> _GIVEN INFORMATION_
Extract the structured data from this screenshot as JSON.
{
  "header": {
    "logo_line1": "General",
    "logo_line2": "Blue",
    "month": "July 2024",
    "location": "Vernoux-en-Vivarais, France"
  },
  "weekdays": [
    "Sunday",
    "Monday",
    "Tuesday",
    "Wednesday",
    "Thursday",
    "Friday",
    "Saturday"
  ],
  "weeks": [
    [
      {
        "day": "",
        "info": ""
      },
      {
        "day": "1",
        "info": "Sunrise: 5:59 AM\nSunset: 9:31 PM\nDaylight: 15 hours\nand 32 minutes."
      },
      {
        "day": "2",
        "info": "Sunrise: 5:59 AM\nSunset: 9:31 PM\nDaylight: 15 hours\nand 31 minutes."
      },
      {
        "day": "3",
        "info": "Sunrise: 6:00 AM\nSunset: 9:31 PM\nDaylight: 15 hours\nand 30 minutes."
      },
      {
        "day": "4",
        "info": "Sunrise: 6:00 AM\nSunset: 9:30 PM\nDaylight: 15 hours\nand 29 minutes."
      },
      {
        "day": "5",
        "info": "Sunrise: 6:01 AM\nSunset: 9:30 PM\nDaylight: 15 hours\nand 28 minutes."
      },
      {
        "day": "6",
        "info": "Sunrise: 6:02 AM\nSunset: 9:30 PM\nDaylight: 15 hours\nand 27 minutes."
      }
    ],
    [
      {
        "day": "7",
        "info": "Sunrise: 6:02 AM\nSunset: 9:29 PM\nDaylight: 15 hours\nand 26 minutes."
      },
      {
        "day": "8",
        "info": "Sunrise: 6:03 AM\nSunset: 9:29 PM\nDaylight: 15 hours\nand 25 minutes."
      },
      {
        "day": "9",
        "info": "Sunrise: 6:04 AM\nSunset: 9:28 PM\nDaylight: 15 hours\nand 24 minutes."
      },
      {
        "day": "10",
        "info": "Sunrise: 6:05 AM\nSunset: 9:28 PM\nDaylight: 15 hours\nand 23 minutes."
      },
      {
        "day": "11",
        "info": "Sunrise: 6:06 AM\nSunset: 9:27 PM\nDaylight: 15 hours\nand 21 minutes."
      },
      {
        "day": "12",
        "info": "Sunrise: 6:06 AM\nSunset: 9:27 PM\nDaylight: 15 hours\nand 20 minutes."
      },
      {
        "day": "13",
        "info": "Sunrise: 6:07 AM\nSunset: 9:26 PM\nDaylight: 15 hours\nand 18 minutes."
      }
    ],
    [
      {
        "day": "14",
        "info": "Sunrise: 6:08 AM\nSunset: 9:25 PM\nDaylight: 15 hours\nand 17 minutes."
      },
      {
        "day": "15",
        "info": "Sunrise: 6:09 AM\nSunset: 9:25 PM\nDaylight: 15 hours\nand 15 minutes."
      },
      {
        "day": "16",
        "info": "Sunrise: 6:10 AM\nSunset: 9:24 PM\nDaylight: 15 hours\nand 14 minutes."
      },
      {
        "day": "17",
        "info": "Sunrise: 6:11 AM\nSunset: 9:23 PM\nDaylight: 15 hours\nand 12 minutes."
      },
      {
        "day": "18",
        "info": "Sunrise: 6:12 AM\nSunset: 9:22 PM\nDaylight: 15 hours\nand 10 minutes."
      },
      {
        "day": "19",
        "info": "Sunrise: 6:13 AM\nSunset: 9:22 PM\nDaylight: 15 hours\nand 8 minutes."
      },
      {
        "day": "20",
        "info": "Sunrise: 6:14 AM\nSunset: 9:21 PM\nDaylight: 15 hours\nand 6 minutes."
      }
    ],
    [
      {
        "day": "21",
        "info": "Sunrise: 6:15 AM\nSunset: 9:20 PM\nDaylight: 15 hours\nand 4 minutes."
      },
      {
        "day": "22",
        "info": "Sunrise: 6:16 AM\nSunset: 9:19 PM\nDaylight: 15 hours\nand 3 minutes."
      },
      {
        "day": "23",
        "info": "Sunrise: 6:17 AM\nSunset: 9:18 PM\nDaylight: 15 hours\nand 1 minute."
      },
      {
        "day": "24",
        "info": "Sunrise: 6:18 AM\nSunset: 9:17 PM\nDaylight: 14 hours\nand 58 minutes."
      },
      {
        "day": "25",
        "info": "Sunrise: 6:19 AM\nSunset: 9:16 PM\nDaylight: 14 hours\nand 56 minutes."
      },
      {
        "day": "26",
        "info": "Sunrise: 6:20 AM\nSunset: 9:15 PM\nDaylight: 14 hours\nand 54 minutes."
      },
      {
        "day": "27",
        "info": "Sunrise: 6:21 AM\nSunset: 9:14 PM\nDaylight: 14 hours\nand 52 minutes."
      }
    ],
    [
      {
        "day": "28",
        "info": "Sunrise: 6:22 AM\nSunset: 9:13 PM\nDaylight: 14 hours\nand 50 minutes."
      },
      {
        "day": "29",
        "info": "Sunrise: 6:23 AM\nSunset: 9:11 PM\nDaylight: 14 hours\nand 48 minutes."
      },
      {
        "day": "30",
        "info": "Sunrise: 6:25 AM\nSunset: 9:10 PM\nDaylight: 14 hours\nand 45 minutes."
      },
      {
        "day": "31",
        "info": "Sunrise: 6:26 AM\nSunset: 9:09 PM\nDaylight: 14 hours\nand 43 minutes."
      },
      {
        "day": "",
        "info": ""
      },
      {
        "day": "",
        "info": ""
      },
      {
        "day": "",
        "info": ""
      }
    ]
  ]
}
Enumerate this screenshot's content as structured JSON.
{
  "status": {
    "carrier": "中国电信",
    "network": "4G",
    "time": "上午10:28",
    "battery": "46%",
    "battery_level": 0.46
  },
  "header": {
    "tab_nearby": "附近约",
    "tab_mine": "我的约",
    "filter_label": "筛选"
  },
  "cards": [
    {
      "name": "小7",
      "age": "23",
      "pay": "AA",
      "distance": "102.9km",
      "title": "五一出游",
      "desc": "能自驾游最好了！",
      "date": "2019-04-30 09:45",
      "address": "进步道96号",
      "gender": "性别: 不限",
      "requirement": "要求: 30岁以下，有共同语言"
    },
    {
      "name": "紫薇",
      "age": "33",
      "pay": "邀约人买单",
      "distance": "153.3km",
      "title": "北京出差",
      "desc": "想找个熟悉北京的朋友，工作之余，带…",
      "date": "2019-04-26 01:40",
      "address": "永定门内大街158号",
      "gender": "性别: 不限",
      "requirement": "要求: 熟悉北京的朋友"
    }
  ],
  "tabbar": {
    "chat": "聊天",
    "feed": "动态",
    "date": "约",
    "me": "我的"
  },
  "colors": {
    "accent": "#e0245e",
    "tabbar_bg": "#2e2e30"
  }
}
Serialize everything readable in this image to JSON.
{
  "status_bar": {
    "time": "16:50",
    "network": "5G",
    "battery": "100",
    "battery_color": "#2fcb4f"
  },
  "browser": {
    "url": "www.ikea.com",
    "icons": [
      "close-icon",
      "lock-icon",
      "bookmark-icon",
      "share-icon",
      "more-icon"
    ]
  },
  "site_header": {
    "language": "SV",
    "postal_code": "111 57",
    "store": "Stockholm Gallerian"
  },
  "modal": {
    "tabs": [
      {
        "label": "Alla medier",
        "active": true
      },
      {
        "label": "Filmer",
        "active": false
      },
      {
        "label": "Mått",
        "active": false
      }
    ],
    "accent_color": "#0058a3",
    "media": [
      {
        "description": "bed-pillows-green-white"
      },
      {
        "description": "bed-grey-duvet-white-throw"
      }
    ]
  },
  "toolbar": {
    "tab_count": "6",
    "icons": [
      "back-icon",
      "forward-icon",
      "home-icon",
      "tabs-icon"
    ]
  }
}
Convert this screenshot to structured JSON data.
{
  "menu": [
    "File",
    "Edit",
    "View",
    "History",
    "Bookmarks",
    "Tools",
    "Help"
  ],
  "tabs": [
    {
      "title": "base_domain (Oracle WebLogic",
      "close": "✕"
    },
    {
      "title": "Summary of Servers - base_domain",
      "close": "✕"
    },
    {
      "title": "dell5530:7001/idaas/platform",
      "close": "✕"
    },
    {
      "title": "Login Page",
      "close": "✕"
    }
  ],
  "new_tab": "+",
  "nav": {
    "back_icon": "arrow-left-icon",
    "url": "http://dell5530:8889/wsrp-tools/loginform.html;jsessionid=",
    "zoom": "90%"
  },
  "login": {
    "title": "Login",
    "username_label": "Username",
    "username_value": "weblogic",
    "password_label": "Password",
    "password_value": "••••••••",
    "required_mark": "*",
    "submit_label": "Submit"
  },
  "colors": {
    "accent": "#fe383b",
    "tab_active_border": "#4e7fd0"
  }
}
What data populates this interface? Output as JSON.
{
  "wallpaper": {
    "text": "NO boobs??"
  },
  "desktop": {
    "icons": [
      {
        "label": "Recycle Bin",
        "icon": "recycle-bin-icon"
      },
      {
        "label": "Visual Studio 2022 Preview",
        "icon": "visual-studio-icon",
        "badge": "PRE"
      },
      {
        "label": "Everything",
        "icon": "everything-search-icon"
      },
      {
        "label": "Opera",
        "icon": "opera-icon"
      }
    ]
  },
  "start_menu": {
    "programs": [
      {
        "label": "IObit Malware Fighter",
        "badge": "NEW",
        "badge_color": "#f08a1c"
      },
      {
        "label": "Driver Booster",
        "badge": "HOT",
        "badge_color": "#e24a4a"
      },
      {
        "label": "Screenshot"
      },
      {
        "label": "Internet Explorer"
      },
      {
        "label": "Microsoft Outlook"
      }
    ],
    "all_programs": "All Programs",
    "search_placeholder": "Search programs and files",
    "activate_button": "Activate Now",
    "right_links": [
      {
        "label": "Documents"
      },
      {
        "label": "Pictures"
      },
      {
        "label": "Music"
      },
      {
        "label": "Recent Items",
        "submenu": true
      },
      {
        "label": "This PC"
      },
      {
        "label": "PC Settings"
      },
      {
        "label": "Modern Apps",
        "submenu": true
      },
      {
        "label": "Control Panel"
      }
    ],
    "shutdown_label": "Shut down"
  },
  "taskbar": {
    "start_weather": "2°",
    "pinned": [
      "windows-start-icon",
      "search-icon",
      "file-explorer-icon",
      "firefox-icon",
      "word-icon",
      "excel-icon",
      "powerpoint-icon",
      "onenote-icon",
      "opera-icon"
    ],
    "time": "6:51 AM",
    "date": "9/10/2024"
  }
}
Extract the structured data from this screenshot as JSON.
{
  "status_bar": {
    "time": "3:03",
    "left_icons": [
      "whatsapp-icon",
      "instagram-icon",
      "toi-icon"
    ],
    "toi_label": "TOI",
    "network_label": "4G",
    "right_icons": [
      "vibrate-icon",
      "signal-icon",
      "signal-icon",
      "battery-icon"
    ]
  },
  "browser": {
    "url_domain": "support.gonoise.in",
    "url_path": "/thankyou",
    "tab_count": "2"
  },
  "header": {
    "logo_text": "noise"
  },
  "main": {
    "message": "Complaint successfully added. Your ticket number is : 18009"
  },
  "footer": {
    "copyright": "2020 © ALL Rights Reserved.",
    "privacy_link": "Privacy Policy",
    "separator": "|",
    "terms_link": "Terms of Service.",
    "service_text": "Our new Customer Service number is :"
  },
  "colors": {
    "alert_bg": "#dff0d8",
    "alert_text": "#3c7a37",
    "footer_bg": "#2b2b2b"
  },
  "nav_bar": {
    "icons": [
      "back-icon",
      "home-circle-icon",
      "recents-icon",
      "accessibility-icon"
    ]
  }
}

> _EXERCISE GOAL_
Look through the entries above for the word "Service". Copy every line where it shows up.

> _SOLUTION_
    "terms_link": "Terms of Service.",
    "service_text": "Our new Customer Service number is :"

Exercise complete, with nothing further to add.